What the task requires:
Rewrite these lines with "slider-track" changed to "slider-bar" wherever it appears, and leave everything else unchanged. Leave the pictures out of your answer.

# Start of Records shown

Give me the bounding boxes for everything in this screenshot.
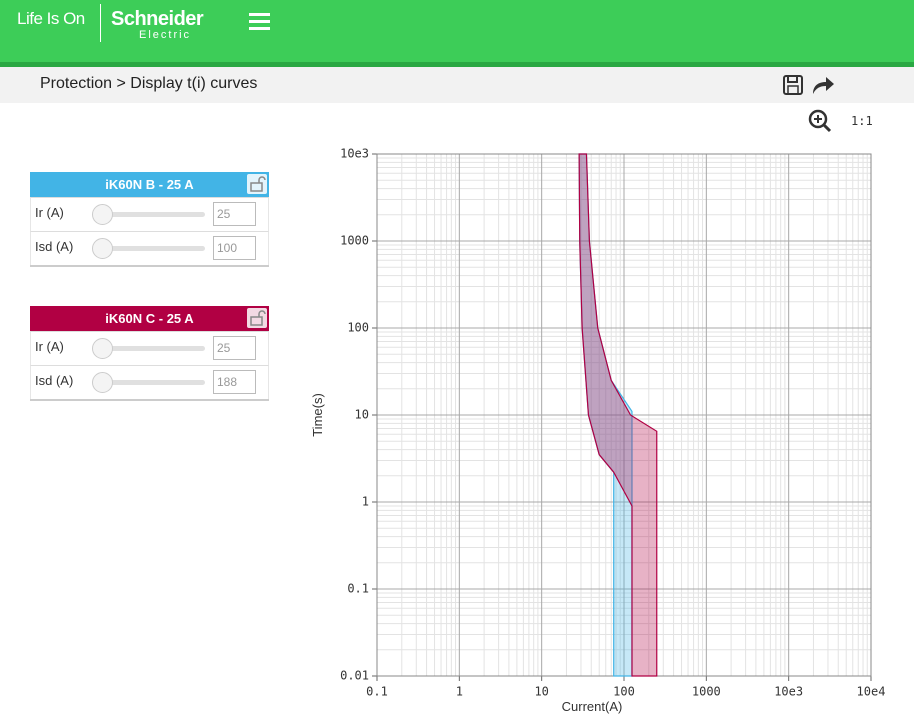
x-tick-label: 1000: [692, 685, 721, 699]
x-tick-label: 100: [613, 685, 635, 699]
y-axis-title: Time(s): [310, 393, 325, 437]
parameter-row: Isd (A) 100: [30, 231, 269, 265]
breadcrumb-bar: Protection > Display t(i) curves: [0, 67, 914, 103]
parameter-label: Isd (A): [35, 373, 74, 388]
parameter-label: Ir (A): [35, 339, 64, 354]
y-tick-label: 1: [362, 495, 369, 509]
parameter-input[interactable]: 188: [213, 370, 256, 394]
y-tick-label: 1000: [340, 234, 369, 248]
parameter-input[interactable]: 25: [213, 336, 256, 360]
panel: iK60N B - 25 A Ir (A) 25 Isd (A) 100: [30, 172, 269, 267]
lock-button[interactable]: [247, 308, 267, 328]
y-tick-label: 100: [347, 321, 369, 335]
x-axis-title: Current(A): [562, 699, 623, 714]
slider-handle[interactable]: [92, 204, 113, 225]
zoom-button[interactable]: [808, 109, 832, 133]
share-button[interactable]: [811, 74, 835, 96]
lock-button[interactable]: [247, 174, 267, 194]
breadcrumb: Protection > Display t(i) curves: [40, 75, 258, 92]
slider-handle[interactable]: [92, 338, 113, 359]
panel-title: iK60N B - 25 A: [30, 172, 269, 197]
slider-track: [93, 246, 205, 251]
slider-handle[interactable]: [92, 372, 113, 393]
divider: [100, 4, 101, 42]
x-tick-label: 10e4: [857, 685, 886, 699]
tagline: Life Is On: [17, 9, 85, 28]
y-tick-label: 10: [355, 408, 369, 422]
parameter-row: Isd (A) 188: [30, 365, 269, 399]
parameter-row: Ir (A) 25: [30, 331, 269, 365]
menu-button[interactable]: [249, 12, 271, 32]
panel: iK60N C - 25 A Ir (A) 25 Isd (A) 188: [30, 306, 269, 401]
chart: Current(A) Time(s) 0.1 1 10 100 1000 10e3 10e4…: [310, 147, 886, 715]
slider-handle[interactable]: [92, 238, 113, 259]
parameter-label: Ir (A): [35, 205, 64, 220]
x-tick-label: 1: [456, 685, 463, 699]
y-tick-label: 0.1: [347, 582, 369, 596]
parameter-label: Isd (A): [35, 239, 74, 254]
parameter-row: Ir (A) 25: [30, 197, 269, 231]
parameter-input[interactable]: 25: [213, 202, 256, 226]
x-tick-label: 10e3: [774, 685, 803, 699]
panel-title: iK60N C - 25 A: [30, 306, 269, 331]
x-tick-label: 10: [534, 685, 548, 699]
brand-sub: Electric: [139, 29, 192, 41]
top-bar: Life Is On Schneider Electric: [0, 0, 914, 62]
stripe: [0, 62, 914, 67]
trip-curve-area: [578, 153, 658, 677]
y-tick-label: 0.01: [340, 669, 369, 683]
parameter-input[interactable]: 100: [213, 236, 256, 260]
slider-track: [93, 212, 205, 217]
slider-track: [93, 346, 205, 351]
y-tick-label: 10e3: [340, 147, 369, 161]
x-tick-label: 0.1: [366, 685, 388, 699]
brand: Schneider: [111, 8, 204, 30]
slider-track: [93, 380, 205, 385]
save-button[interactable]: [782, 74, 804, 96]
zoom-reset[interactable]: 1:1: [851, 114, 873, 128]
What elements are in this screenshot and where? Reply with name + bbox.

# End of Records shown

Exercise response:
Give me the bounding boxes for everything in this screenshot.
x-tick-label: 1000: [692, 685, 721, 699]
x-tick-label: 100: [613, 685, 635, 699]
y-axis-title: Time(s): [310, 393, 325, 437]
parameter-row: Isd (A) 100: [30, 231, 269, 265]
breadcrumb-bar: Protection > Display t(i) curves: [0, 67, 914, 103]
parameter-label: Isd (A): [35, 373, 74, 388]
parameter-label: Ir (A): [35, 339, 64, 354]
y-tick-label: 1: [362, 495, 369, 509]
parameter-input[interactable]: 188: [213, 370, 256, 394]
y-tick-label: 1000: [340, 234, 369, 248]
parameter-input[interactable]: 25: [213, 336, 256, 360]
panel: iK60N B - 25 A Ir (A) 25 Isd (A) 100: [30, 172, 269, 267]
lock-button[interactable]: [247, 308, 267, 328]
y-tick-label: 100: [347, 321, 369, 335]
x-axis-title: Current(A): [562, 699, 623, 714]
slider-handle[interactable]: [92, 204, 113, 225]
zoom-button[interactable]: [808, 109, 832, 133]
share-button[interactable]: [811, 74, 835, 96]
lock-button[interactable]: [247, 174, 267, 194]
breadcrumb: Protection > Display t(i) curves: [40, 75, 258, 92]
slider-handle[interactable]: [92, 338, 113, 359]
panel-title: iK60N B - 25 A: [30, 172, 269, 197]
slider-bar: [93, 246, 205, 251]
slider-handle[interactable]: [92, 372, 113, 393]
divider: [100, 4, 101, 42]
x-tick-label: 10e4: [857, 685, 886, 699]
tagline: Life Is On: [17, 9, 85, 28]
y-tick-label: 10: [355, 408, 369, 422]
parameter-row: Isd (A) 188: [30, 365, 269, 399]
parameter-row: Ir (A) 25: [30, 331, 269, 365]
menu-button[interactable]: [249, 12, 271, 32]
panel: iK60N C - 25 A Ir (A) 25 Isd (A) 188: [30, 306, 269, 401]
chart: Current(A) Time(s) 0.1 1 10 100 1000 10e3 10e4…: [310, 147, 886, 715]
slider-handle[interactable]: [92, 238, 113, 259]
parameter-label: Ir (A): [35, 205, 64, 220]
x-tick-label: 1: [456, 685, 463, 699]
y-tick-label: 0.1: [347, 582, 369, 596]
parameter-label: Isd (A): [35, 239, 74, 254]
parameter-row: Ir (A) 25: [30, 197, 269, 231]
parameter-input[interactable]: 25: [213, 202, 256, 226]
x-tick-label: 10e3: [774, 685, 803, 699]
panel-title: iK60N C - 25 A: [30, 306, 269, 331]
x-tick-label: 10: [534, 685, 548, 699]
brand-sub: Electric: [139, 29, 192, 41]
top-bar: Life Is On Schneider Electric: [0, 0, 914, 62]
stripe: [0, 62, 914, 67]
trip-curve-area: [578, 153, 658, 677]
y-tick-label: 0.01: [340, 669, 369, 683]
parameter-input[interactable]: 100: [213, 236, 256, 260]
slider-bar: [93, 212, 205, 217]
slider-bar: [93, 346, 205, 351]
y-tick-label: 10e3: [340, 147, 369, 161]
x-tick-label: 0.1: [366, 685, 388, 699]
brand: Schneider: [111, 8, 204, 30]
slider-bar: [93, 380, 205, 385]
save-button[interactable]: [782, 74, 804, 96]
zoom-reset[interactable]: 1:1: [851, 114, 873, 128]
What elements are in this screenshot and where? Reply with name + bbox.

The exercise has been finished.